WHAT IS ASKED → Read the entries below and pull out each line with the string "Engel".

-- START STORED ROWS --

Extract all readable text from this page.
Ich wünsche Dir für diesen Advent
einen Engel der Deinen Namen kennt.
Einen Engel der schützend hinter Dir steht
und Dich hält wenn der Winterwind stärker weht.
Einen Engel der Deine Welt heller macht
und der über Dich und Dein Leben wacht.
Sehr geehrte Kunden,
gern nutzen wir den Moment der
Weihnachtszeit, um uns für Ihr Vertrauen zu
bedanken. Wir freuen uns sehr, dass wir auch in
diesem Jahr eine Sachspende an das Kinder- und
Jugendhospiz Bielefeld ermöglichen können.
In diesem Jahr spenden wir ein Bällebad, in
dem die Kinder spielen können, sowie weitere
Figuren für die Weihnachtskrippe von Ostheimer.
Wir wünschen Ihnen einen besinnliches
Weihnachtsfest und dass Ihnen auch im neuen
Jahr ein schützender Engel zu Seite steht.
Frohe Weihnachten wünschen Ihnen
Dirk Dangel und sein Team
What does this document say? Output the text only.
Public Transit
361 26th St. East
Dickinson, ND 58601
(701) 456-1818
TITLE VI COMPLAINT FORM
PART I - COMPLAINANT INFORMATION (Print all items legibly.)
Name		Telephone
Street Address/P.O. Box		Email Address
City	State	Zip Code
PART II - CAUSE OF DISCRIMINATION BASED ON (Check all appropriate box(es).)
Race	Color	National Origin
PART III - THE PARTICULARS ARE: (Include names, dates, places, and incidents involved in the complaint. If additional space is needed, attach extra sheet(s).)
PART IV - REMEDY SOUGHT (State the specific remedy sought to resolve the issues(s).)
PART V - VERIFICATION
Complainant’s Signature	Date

-- END STORED ROWS --

TASK OUTPUT →
einen Engel der Deinen Namen kennt.
Einen Engel der schützend hinter Dir steht
Einen Engel der Deine Welt heller macht
Jahr ein schützender Engel zu Seite steht.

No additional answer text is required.